**Exercise aim:**
Scan the data that follows and count the lines with the string "Jacob"; answer with the count alone.

**Supplied data:**
════════════════════

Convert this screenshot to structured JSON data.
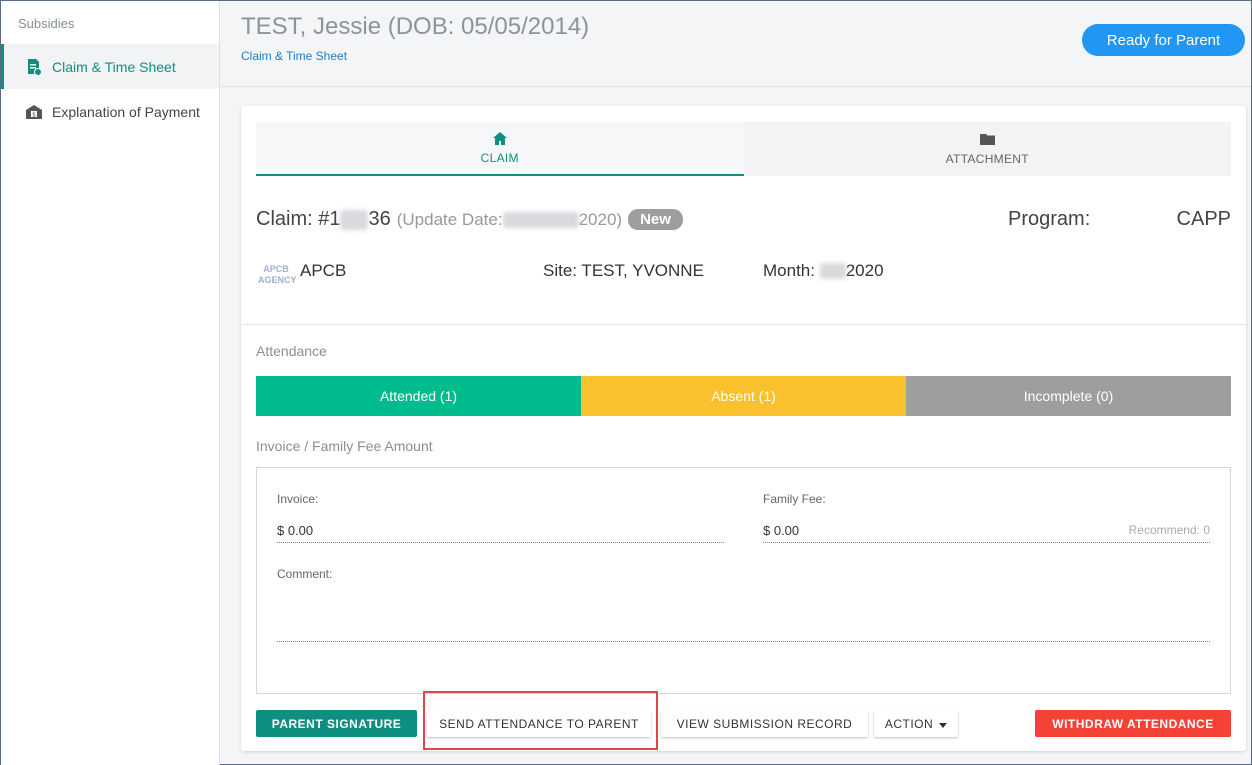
{
  "sidebar": {
    "heading": "Subsidies",
    "items": [
      {
        "label": "Claim & Time Sheet",
        "icon": "document-dollar-icon",
        "active": true
      },
      {
        "label": "Explanation of Payment",
        "icon": "building-dollar-icon",
        "active": false
      }
    ]
  },
  "header": {
    "title": "TEST, Jessie (DOB: 05/05/2014)",
    "breadcrumb": "Claim & Time Sheet",
    "status_button": "Ready for Parent"
  },
  "tabs": [
    {
      "label": "CLAIM",
      "icon": "home-icon",
      "active": true
    },
    {
      "label": "ATTACHMENT",
      "icon": "folder-icon",
      "active": false
    }
  ],
  "claim": {
    "prefix": "Claim: #1",
    "suffix": "36",
    "update_prefix": "(Update Date: ",
    "update_suffix": "2020)",
    "status": "New",
    "program_label": "Program:",
    "program_value": "CAPP",
    "agency_logo_text": "APCB AGENCY",
    "agency": "APCB",
    "site": "Site: TEST, YVONNE",
    "month_prefix": "Month: ",
    "month_suffix": "2020"
  },
  "attendance": {
    "title": "Attendance",
    "segments": [
      {
        "label": "Attended (1)",
        "color": "#00bc8c"
      },
      {
        "label": "Absent (1)",
        "color": "#fbc02d"
      },
      {
        "label": "Incomplete (0)",
        "color": "#9e9e9e"
      }
    ]
  },
  "fees": {
    "title": "Invoice / Family Fee Amount",
    "invoice_label": "Invoice:",
    "invoice_value": "$ 0.00",
    "family_fee_label": "Family Fee:",
    "family_fee_value": "$ 0.00",
    "recommend": "Recommend: 0",
    "comment_label": "Comment:"
  },
  "buttons": {
    "parent_signature": "PARENT SIGNATURE",
    "send_attendance": "SEND ATTENDANCE TO PARENT",
    "view_submission": "VIEW SUBMISSION RECORD",
    "action": "ACTION",
    "withdraw": "WITHDRAW ATTENDANCE"
  },
  "colors": {
    "accent": "#0f8f80",
    "primary": "#2196f3",
    "danger": "#f44336",
    "highlight": "#e0454d"
  }
}
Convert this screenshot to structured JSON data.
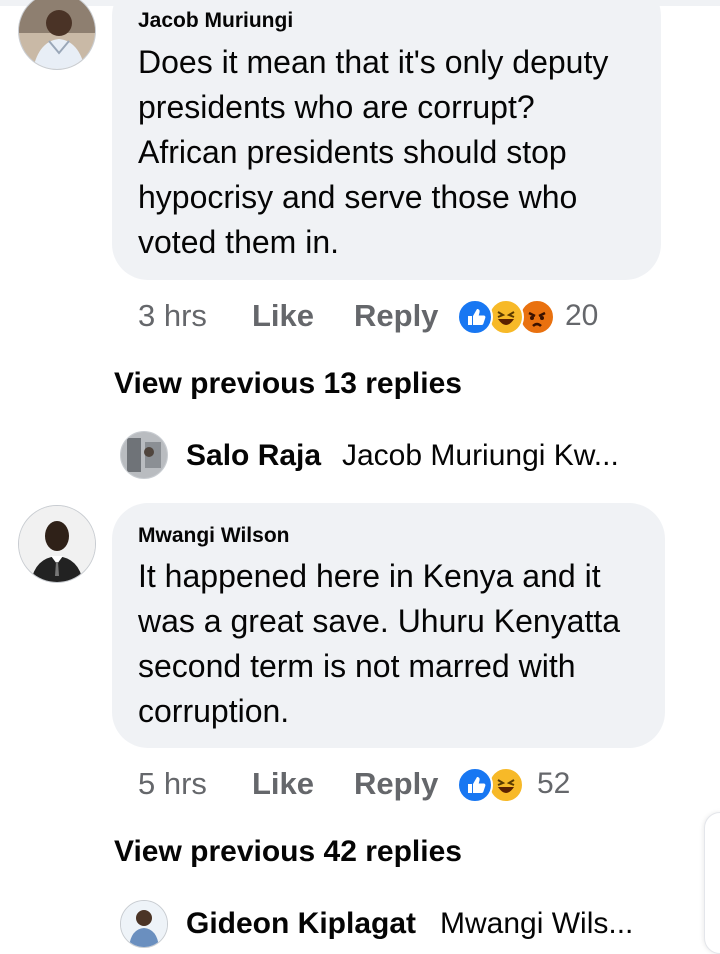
{
  "comments": [
    {
      "author": "Jacob Muriungi",
      "text": "Does it mean that it's only deputy\npresidents who are corrupt?\nAfrican presidents should stop\nhypocrisy and serve those who\nvoted them in.",
      "time": "3 hrs",
      "like_label": "Like",
      "reply_label": "Reply",
      "reactions": [
        "like-icon",
        "haha-icon",
        "angry-icon"
      ],
      "reaction_count": "20",
      "view_previous": "View previous 13 replies",
      "latest_reply": {
        "author": "Salo Raja",
        "text": "Jacob Muriungi Kw..."
      }
    },
    {
      "author": "Mwangi Wilson",
      "text": "It happened here in Kenya and it\nwas a great save. Uhuru Kenyatta\nsecond term is not marred with\ncorruption.",
      "time": "5 hrs",
      "like_label": "Like",
      "reply_label": "Reply",
      "reactions": [
        "like-icon",
        "haha-icon"
      ],
      "reaction_count": "52",
      "view_previous": "View previous 42 replies",
      "latest_reply": {
        "author": "Gideon Kiplagat",
        "text": "Mwangi Wils..."
      }
    }
  ],
  "colors": {
    "bubble": "#f0f2f5",
    "meta_text": "#65676b",
    "like_blue": "#1877f2",
    "haha_yellow": "#f7b928",
    "angry_orange": "#e9710f"
  }
}
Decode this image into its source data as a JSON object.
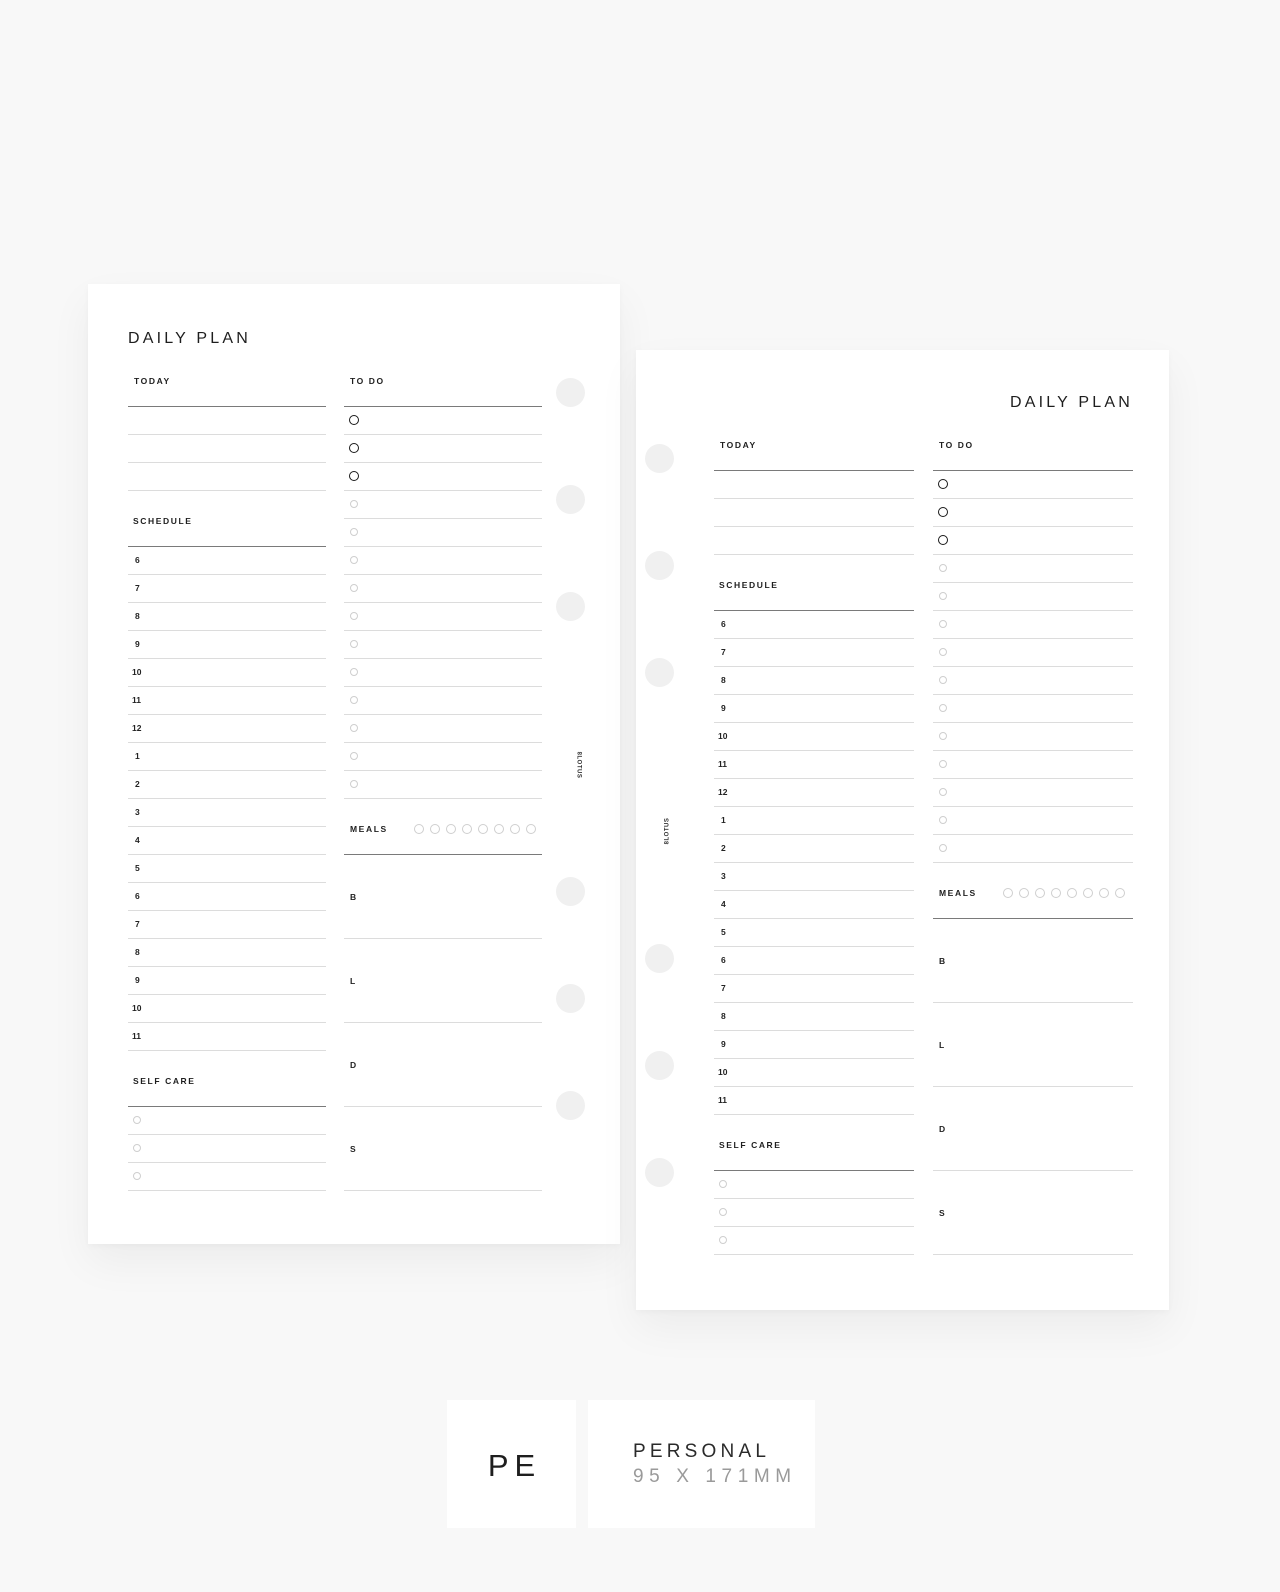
{
  "pages": [
    {
      "id": "left",
      "title": "DAILY PLAN",
      "brand": "8LOTUS",
      "sections": {
        "today": "TODAY",
        "todo": "TO DO",
        "schedule": "SCHEDULE",
        "self_care": "SELF CARE",
        "meals": "MEALS"
      }
    },
    {
      "id": "right",
      "title": "DAILY PLAN",
      "brand": "8LOTUS",
      "sections": {
        "today": "TODAY",
        "todo": "TO DO",
        "schedule": "SCHEDULE",
        "self_care": "SELF CARE",
        "meals": "MEALS"
      }
    }
  ],
  "planner": {
    "today_lines": 3,
    "todo_priority_count": 3,
    "todo_regular_count": 11,
    "schedule_hours": [
      "6",
      "7",
      "8",
      "9",
      "10",
      "11",
      "12",
      "1",
      "2",
      "3",
      "4",
      "5",
      "6",
      "7",
      "8",
      "9",
      "10",
      "11"
    ],
    "self_care_count": 3,
    "meal_tracker_circles": 8,
    "meals": [
      "B",
      "L",
      "D",
      "S"
    ],
    "ring_holes": 6
  },
  "badges": {
    "code": "PE",
    "size_name": "PERSONAL",
    "size_dims": "95 X 171MM"
  },
  "colors": {
    "background": "#f8f8f8",
    "paper": "#ffffff",
    "ink": "#1e1e1e",
    "rule_light": "#dcdcdc",
    "rule_dark": "#7a7a7a",
    "hole": "#f0f0f0",
    "muted": "#9a9a9a"
  }
}
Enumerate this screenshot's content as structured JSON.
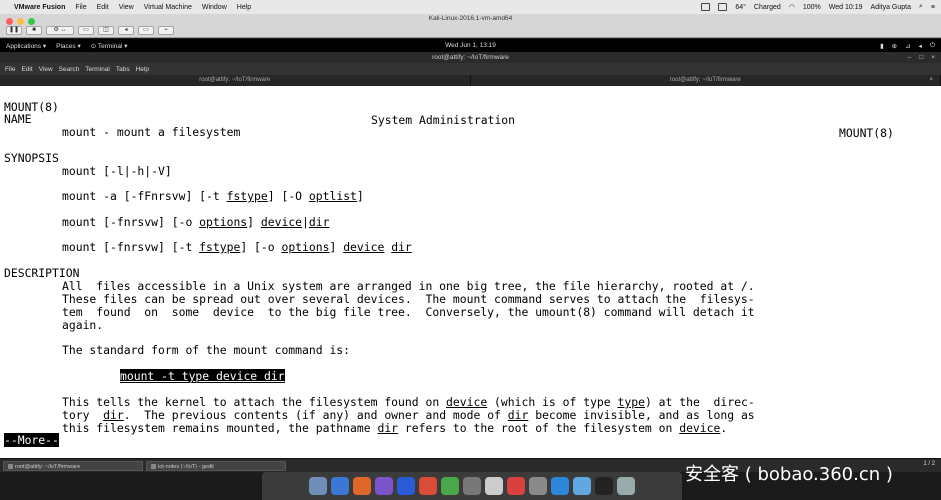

════════════════════

**Response to this exercise:**
2